(Stored data)

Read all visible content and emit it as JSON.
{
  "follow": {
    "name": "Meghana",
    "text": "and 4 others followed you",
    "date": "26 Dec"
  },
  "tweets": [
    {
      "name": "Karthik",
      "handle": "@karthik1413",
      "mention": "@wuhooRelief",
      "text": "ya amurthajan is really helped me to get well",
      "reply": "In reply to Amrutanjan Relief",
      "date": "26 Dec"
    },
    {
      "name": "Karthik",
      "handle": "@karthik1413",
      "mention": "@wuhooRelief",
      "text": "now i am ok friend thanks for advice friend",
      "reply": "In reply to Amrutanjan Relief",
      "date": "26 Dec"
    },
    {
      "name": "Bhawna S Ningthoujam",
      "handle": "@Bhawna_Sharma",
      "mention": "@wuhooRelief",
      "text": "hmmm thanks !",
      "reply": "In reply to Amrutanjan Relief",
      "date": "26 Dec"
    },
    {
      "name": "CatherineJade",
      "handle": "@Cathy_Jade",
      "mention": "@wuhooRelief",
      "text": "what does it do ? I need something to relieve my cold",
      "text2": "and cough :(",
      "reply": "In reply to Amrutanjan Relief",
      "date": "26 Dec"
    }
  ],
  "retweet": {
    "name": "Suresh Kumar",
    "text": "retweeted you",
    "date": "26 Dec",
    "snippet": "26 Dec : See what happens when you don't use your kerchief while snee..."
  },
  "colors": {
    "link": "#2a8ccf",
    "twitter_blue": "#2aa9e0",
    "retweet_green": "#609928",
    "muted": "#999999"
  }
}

* [WRITTEN REQUEST]:
Determine how many lines of the listing hold the word "thanks" and reply with that figure alone.

* [COMPLETED EXERCISE]:
2